Stated exercise - In the listing that follows, count each line where the word "conseille" appears; write nothing but the count.

Data records -
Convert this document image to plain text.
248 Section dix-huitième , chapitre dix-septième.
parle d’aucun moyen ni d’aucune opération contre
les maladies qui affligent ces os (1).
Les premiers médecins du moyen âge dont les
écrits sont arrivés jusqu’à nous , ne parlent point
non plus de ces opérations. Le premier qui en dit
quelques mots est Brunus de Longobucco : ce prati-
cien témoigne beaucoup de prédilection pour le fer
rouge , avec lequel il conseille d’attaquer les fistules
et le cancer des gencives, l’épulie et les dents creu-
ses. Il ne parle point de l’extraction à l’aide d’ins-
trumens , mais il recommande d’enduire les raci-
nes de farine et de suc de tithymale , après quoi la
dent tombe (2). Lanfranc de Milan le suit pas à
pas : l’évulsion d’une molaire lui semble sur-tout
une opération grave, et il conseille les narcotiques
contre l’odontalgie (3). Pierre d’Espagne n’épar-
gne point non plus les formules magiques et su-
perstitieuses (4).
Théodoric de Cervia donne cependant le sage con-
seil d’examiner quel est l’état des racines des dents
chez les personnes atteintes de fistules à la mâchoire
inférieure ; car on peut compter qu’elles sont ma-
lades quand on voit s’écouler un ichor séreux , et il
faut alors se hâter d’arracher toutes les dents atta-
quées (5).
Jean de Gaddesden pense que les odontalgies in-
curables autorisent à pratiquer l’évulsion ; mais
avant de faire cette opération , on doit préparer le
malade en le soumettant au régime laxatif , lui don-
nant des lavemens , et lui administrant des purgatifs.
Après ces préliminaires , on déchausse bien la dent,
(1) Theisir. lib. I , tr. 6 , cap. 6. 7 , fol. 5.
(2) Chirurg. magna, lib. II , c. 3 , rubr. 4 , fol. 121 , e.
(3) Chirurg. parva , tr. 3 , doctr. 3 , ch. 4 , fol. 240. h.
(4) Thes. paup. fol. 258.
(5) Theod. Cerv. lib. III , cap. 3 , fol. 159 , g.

Written response - 2